**EXERCISE**
Transcribe every entry word for word, leaving out all images.

#### DATA LINES

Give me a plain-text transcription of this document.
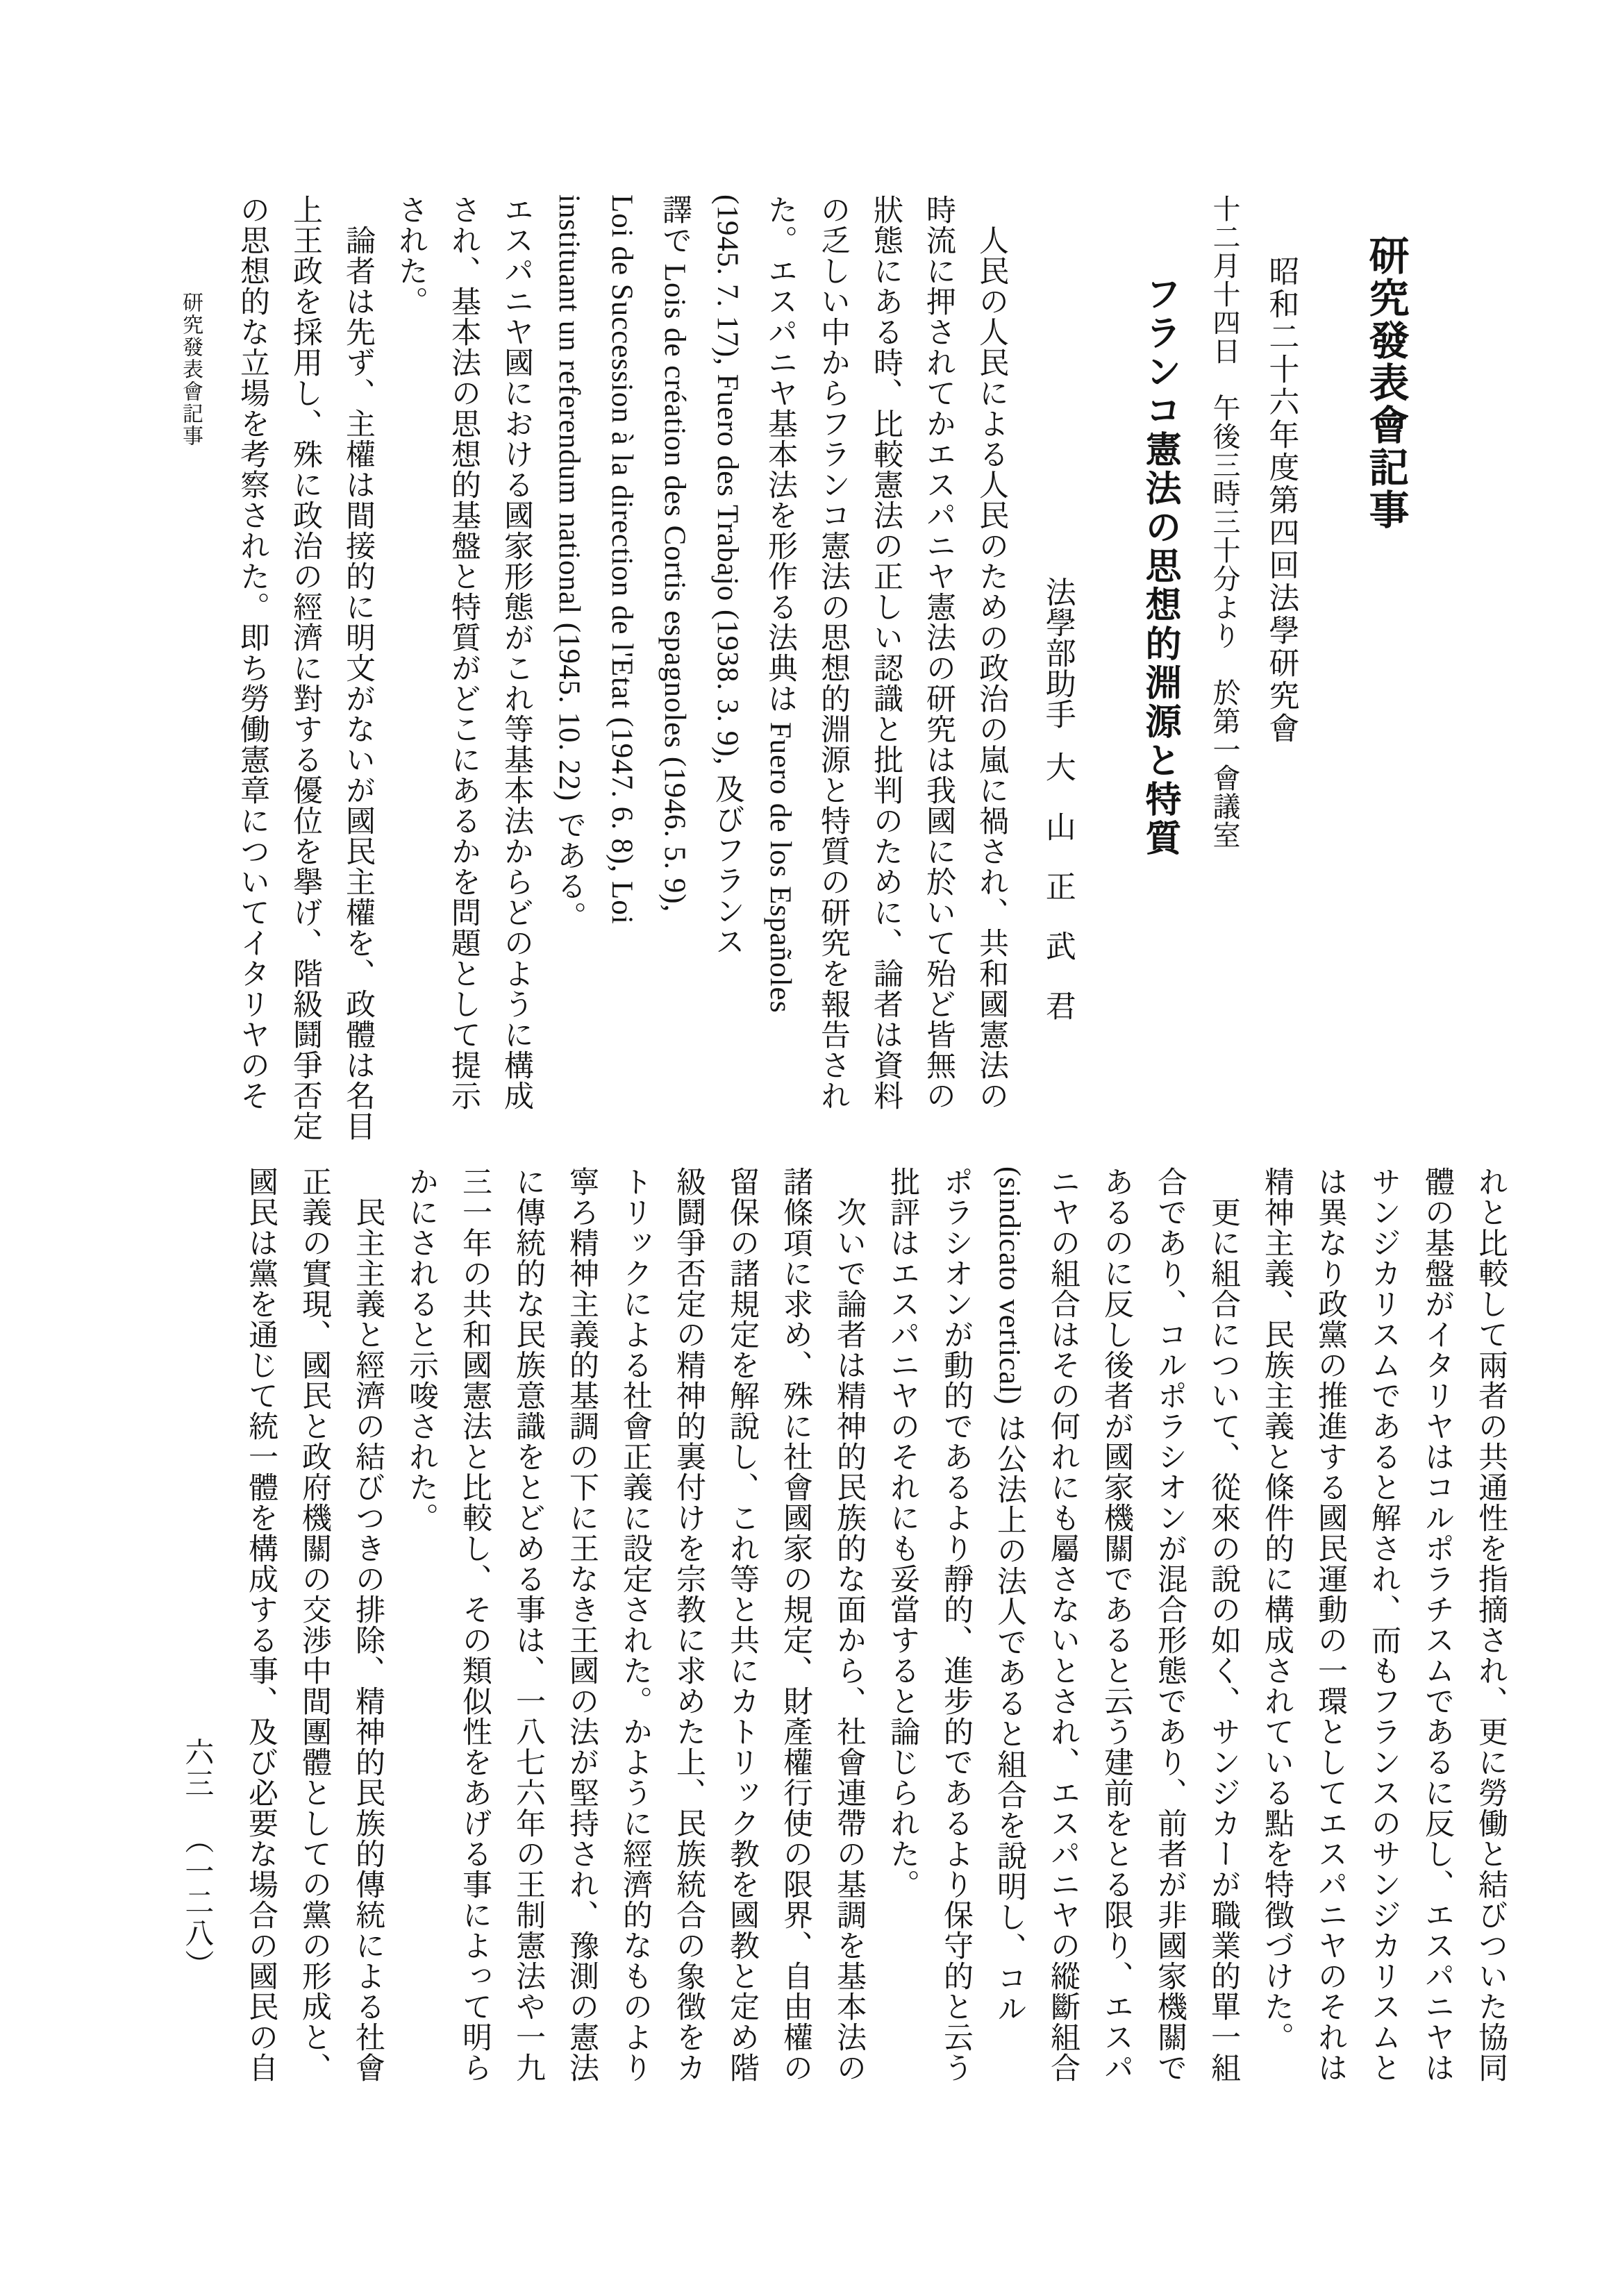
研究發表會記事
昭和二十六年度第四回法學研究會
十二月十四日　午後三時三十分より　於第一會議室
フランコ憲法の思想的淵源と特質
法學部助手大山正武君

　人民の人民による人民のための政治の嵐に禍され、共和國憲法の

時流に押されてかエスパニヤ憲法の研究は我國に於いて殆ど皆無の

狀態にある時、比較憲法の正しい認識と批判のために、論者は資料

の乏しい中からフランコ憲法の思想的淵源と特質の研究を報告され

た。エスパニヤ基本法を形作る法典は Fuero de los Españoles

(1945. 7. 17), Fuero des Trabajo (1938. 3. 9), 及びフランス

譯で Lois de création des Cortis espagnoles (1946. 5. 9),

Loi de Succession à la direction de l'Etat (1947. 6. 8), Loi

instituant un referendum national (1945. 10. 22) である。

エスパニヤ國における國家形態がこれ等基本法からどのように構成

され、基本法の思想的基盤と特質がどこにあるかを問題として提示

された。

　論者は先ず、主權は間接的に明文がないが國民主權を、政體は名目

上王政を採用し、殊に政治の經濟に對する優位を擧げ、階級鬪爭否定

の思想的な立場を考察された。即ち勞働憲章についてイタリヤのそ

れと比較して兩者の共通性を指摘され、更に勞働と結びついた協同

體の基盤がイタリヤはコルポラチスムであるに反し、エスパニヤは

サンジカリスムであると解され、而もフランスのサンジカリスムと

は異なり政黨の推進する國民運動の一環としてエスパニヤのそれは

精神主義、民族主義と條件的に構成されている點を特徴づけた。

　更に組合について、從來の說の如く、サンジカーが職業的單一組

合であり、コルポラシオンが混合形態であり、前者が非國家機關で

あるのに反し後者が國家機關であると云う建前をとる限り、エスパ

ニヤの組合はその何れにも屬さないとされ、エスパニヤの縱斷組合

(sindicato vertical) は公法上の法人であると組合を說明し、コル

ポラシオンが動的であるより靜的、進步的であるより保守的と云う

批評はエスパニヤのそれにも妥當すると論じられた。

　次いで論者は精神的民族的な面から、社會連帶の基調を基本法の

諸條項に求め、殊に社會國家の規定、財產權行使の限界、自由權の

留保の諸規定を解說し、これ等と共にカトリック教を國教と定め階

級鬪爭否定の精神的裏付けを宗教に求めた上、民族統合の象徴をカ

トリックによる社會正義に設定された。かように經濟的なものより

寧ろ精神主義的基調の下に王なき王國の法が堅持され、豫測の憲法

に傳統的な民族意識をとどめる事は、一八七六年の王制憲法や一九

三一年の共和國憲法と比較し、その類似性をあげる事によって明ら

かにされると示唆された。

　民主主義と經濟の結びつきの排除、精神的民族的傳統による社會

正義の實現、國民と政府機關の交渉中間團體としての黨の形成と、

國民は黨を通じて統一體を構成する事、及び必要な場合の國民の自

研究發表會記事
六三（一二八）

########

**RESPONSE FOR THIS EXERCISE**
Give me a plain-text transcription of this document.
研究發表會記事
昭和二十六年度第四回法學研究會
十二月十四日　午後三時三十分より　於第一會議室
フランコ憲法の思想的淵源と特質
法學部助手大山正武君

　人民の人民による人民のための政治の嵐に禍され、共和國憲法の

時流に押されてかエスパニヤ憲法の研究は我國に於いて殆ど皆無の

狀態にある時、比較憲法の正しい認識と批判のために、論者は資料

の乏しい中からフランコ憲法の思想的淵源と特質の研究を報告され

た。エスパニヤ基本法を形作る法典は Fuero de los Españoles

(1945. 7. 17), Fuero des Trabajo (1938. 3. 9), 及びフランス

譯で Lois de création des Cortis espagnoles (1946. 5. 9),

Loi de Succession à la direction de l'Etat (1947. 6. 8), Loi

instituant un referendum national (1945. 10. 22) である。

エスパニヤ國における國家形態がこれ等基本法からどのように構成

され、基本法の思想的基盤と特質がどこにあるかを問題として提示

された。

　論者は先ず、主權は間接的に明文がないが國民主權を、政體は名目

上王政を採用し、殊に政治の經濟に對する優位を擧げ、階級鬪爭否定

の思想的な立場を考察された。即ち勞働憲章についてイタリヤのそ

れと比較して兩者の共通性を指摘され、更に勞働と結びついた協同

體の基盤がイタリヤはコルポラチスムであるに反し、エスパニヤは

サンジカリスムであると解され、而もフランスのサンジカリスムと

は異なり政黨の推進する國民運動の一環としてエスパニヤのそれは

精神主義、民族主義と條件的に構成されている點を特徴づけた。

　更に組合について、從來の說の如く、サンジカーが職業的單一組

合であり、コルポラシオンが混合形態であり、前者が非國家機關で

あるのに反し後者が國家機關であると云う建前をとる限り、エスパ

ニヤの組合はその何れにも屬さないとされ、エスパニヤの縱斷組合

(sindicato vertical) は公法上の法人であると組合を說明し、コル

ポラシオンが動的であるより靜的、進步的であるより保守的と云う

批評はエスパニヤのそれにも妥當すると論じられた。

　次いで論者は精神的民族的な面から、社會連帶の基調を基本法の

諸條項に求め、殊に社會國家の規定、財產權行使の限界、自由權の

留保の諸規定を解說し、これ等と共にカトリック教を國教と定め階

級鬪爭否定の精神的裏付けを宗教に求めた上、民族統合の象徴をカ

トリックによる社會正義に設定された。かように經濟的なものより

寧ろ精神主義的基調の下に王なき王國の法が堅持され、豫測の憲法

に傳統的な民族意識をとどめる事は、一八七六年の王制憲法や一九

三一年の共和國憲法と比較し、その類似性をあげる事によって明ら

かにされると示唆された。

　民主主義と經濟の結びつきの排除、精神的民族的傳統による社會

正義の實現、國民と政府機關の交渉中間團體としての黨の形成と、

國民は黨を通じて統一體を構成する事、及び必要な場合の國民の自

研究發表會記事
六三（一二八）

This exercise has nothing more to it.